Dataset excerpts

>>>>>

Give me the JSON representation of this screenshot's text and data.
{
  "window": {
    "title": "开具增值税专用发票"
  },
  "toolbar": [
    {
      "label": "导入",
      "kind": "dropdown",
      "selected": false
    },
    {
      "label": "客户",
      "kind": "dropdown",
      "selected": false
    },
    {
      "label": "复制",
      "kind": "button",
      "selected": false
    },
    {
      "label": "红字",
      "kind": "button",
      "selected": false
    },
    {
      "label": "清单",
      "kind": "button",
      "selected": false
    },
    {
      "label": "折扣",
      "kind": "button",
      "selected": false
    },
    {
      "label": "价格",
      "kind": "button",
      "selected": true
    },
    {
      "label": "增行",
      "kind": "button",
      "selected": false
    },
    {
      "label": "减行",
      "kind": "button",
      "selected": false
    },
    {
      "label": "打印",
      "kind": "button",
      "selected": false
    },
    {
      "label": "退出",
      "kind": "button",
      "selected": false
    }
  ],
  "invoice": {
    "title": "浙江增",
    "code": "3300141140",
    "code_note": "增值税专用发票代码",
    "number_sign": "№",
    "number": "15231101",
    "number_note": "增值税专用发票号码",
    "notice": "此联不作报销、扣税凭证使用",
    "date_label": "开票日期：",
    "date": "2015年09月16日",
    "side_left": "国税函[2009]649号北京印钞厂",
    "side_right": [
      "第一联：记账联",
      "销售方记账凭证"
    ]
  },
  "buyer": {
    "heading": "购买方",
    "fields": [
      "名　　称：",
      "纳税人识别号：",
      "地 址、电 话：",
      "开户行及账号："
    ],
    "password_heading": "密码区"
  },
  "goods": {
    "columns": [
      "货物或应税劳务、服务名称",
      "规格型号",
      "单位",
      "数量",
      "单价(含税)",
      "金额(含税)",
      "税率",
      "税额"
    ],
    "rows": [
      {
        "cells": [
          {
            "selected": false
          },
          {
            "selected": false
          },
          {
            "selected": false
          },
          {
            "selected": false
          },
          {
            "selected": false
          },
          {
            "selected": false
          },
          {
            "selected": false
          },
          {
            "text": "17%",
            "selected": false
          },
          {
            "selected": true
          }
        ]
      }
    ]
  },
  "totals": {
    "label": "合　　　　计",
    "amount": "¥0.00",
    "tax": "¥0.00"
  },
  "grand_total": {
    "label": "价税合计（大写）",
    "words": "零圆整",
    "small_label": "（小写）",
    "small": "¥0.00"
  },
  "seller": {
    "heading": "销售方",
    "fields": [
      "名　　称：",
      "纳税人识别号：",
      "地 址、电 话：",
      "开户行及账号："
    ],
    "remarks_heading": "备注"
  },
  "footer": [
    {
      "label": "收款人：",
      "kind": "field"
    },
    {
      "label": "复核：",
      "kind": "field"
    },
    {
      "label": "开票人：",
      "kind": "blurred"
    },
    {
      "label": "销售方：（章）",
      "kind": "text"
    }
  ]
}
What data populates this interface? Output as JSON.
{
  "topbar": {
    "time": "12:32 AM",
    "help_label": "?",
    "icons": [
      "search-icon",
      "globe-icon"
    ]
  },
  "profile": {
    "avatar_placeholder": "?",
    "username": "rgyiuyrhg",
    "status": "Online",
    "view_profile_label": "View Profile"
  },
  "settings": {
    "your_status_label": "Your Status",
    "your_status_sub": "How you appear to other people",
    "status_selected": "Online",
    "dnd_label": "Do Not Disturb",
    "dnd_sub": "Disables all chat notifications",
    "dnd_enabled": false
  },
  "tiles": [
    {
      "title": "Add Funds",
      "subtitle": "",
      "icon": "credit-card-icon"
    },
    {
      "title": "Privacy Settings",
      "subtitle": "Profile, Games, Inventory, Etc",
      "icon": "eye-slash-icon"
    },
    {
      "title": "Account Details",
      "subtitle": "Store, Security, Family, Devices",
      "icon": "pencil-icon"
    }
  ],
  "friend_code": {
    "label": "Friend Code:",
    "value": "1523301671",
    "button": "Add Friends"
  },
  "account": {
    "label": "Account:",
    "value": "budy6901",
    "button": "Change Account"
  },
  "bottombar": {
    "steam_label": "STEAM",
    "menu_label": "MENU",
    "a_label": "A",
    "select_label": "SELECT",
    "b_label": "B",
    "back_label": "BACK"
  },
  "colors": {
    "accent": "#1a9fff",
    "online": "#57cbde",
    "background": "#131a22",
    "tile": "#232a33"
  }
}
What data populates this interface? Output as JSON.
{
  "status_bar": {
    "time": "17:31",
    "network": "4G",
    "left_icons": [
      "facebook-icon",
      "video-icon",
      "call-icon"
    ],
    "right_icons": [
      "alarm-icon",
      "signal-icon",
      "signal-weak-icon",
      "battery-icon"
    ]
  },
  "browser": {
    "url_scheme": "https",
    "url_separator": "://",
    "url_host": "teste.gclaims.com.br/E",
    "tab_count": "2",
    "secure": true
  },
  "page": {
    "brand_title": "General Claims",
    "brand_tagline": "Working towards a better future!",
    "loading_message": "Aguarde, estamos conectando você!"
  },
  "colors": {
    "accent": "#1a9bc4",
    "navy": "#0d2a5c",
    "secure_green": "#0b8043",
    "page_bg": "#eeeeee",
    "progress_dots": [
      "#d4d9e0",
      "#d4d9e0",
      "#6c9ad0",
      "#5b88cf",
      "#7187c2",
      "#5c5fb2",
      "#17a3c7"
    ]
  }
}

<<<<<

STATED PROBLEM. Extract all lines as given.

CORRECT RESPONSE.
Give me the JSON representation of this screenshot's text and data.
{
  "window": {
    "title": "开具增值税专用发票"
  },
  "toolbar": [
    {
      "label": "导入",
      "kind": "dropdown",
      "selected": false
    },
    {
      "label": "客户",
      "kind": "dropdown",
      "selected": false
    },
    {
      "label": "复制",
      "kind": "button",
      "selected": false
    },
    {
      "label": "红字",
      "kind": "button",
      "selected": false
    },
    {
      "label": "清单",
      "kind": "button",
      "selected": false
    },
    {
      "label": "折扣",
      "kind": "button",
      "selected": false
    },
    {
      "label": "价格",
      "kind": "button",
      "selected": true
    },
    {
      "label": "增行",
      "kind": "button",
      "selected": false
    },
    {
      "label": "减行",
      "kind": "button",
      "selected": false
    },
    {
      "label": "打印",
      "kind": "button",
      "selected": false
    },
    {
      "label": "退出",
      "kind": "button",
      "selected": false
    }
  ],
  "invoice": {
    "title": "浙江增",
    "code": "3300141140",
    "code_note": "增值税专用发票代码",
    "number_sign": "№",
    "number": "15231101",
    "number_note": "增值税专用发票号码",
    "notice": "此联不作报销、扣税凭证使用",
    "date_label": "开票日期：",
    "date": "2015年09月16日",
    "side_left": "国税函[2009]649号北京印钞厂",
    "side_right": [
      "第一联：记账联",
      "销售方记账凭证"
    ]
  },
  "buyer": {
    "heading": "购买方",
    "fields": [
      "名　　称：",
      "纳税人识别号：",
      "地 址、电 话：",
      "开户行及账号："
    ],
    "password_heading": "密码区"
  },
  "goods": {
    "columns": [
      "货物或应税劳务、服务名称",
      "规格型号",
      "单位",
      "数量",
      "单价(含税)",
      "金额(含税)",
      "税率",
      "税额"
    ],
    "rows": [
      {
        "cells": [
          {
            "selected": false
          },
          {
            "selected": false
          },
          {
            "selected": false
          },
          {
            "selected": false
          },
          {
            "selected": false
          },
          {
            "selected": false
          },
          {
            "selected": false
          },
          {
            "text": "17%",
            "selected": false
          },
          {
            "selected": true
          }
        ]
      }
    ]
  },
  "totals": {
    "label": "合　　　　计",
    "amount": "¥0.00",
    "tax": "¥0.00"
  },
  "grand_total": {
    "label": "价税合计（大写）",
    "words": "零圆整",
    "small_label": "（小写）",
    "small": "¥0.00"
  },
  "seller": {
    "heading": "销售方",
    "fields": [
      "名　　称：",
      "纳税人识别号：",
      "地 址、电 话：",
      "开户行及账号："
    ],
    "remarks_heading": "备注"
  },
  "footer": [
    {
      "label": "收款人：",
      "kind": "field"
    },
    {
      "label": "复核：",
      "kind": "field"
    },
    {
      "label": "开票人：",
      "kind": "blurred"
    },
    {
      "label": "销售方：（章）",
      "kind": "text"
    }
  ]
}
What data populates this interface? Output as JSON.
{
  "topbar": {
    "time": "12:32 AM",
    "help_label": "?",
    "icons": [
      "search-icon",
      "globe-icon"
    ]
  },
  "profile": {
    "avatar_placeholder": "?",
    "username": "rgyiuyrhg",
    "status": "Online",
    "view_profile_label": "View Profile"
  },
  "settings": {
    "your_status_label": "Your Status",
    "your_status_sub": "How you appear to other people",
    "status_selected": "Online",
    "dnd_label": "Do Not Disturb",
    "dnd_sub": "Disables all chat notifications",
    "dnd_enabled": false
  },
  "tiles": [
    {
      "title": "Add Funds",
      "subtitle": "",
      "icon": "credit-card-icon"
    },
    {
      "title": "Privacy Settings",
      "subtitle": "Profile, Games, Inventory, Etc",
      "icon": "eye-slash-icon"
    },
    {
      "title": "Account Details",
      "subtitle": "Store, Security, Family, Devices",
      "icon": "pencil-icon"
    }
  ],
  "friend_code": {
    "label": "Friend Code:",
    "value": "1523301671",
    "button": "Add Friends"
  },
  "account": {
    "label": "Account:",
    "value": "budy6901",
    "button": "Change Account"
  },
  "bottombar": {
    "steam_label": "STEAM",
    "menu_label": "MENU",
    "a_label": "A",
    "select_label": "SELECT",
    "b_label": "B",
    "back_label": "BACK"
  },
  "colors": {
    "accent": "#1a9fff",
    "online": "#57cbde",
    "background": "#131a22",
    "tile": "#232a33"
  }
}
What data populates this interface? Output as JSON.
{
  "status_bar": {
    "time": "17:31",
    "network": "4G",
    "left_icons": [
      "facebook-icon",
      "video-icon",
      "call-icon"
    ],
    "right_icons": [
      "alarm-icon",
      "signal-icon",
      "signal-weak-icon",
      "battery-icon"
    ]
  },
  "browser": {
    "url_scheme": "https",
    "url_separator": "://",
    "url_host": "teste.gclaims.com.br/E",
    "tab_count": "2",
    "secure": true
  },
  "page": {
    "brand_title": "General Claims",
    "brand_tagline": "Working towards a better future!",
    "loading_message": "Aguarde, estamos conectando você!"
  },
  "colors": {
    "accent": "#1a9bc4",
    "navy": "#0d2a5c",
    "secure_green": "#0b8043",
    "page_bg": "#eeeeee",
    "progress_dots": [
      "#d4d9e0",
      "#d4d9e0",
      "#6c9ad0",
      "#5b88cf",
      "#7187c2",
      "#5c5fb2",
      "#17a3c7"
    ]
  }
}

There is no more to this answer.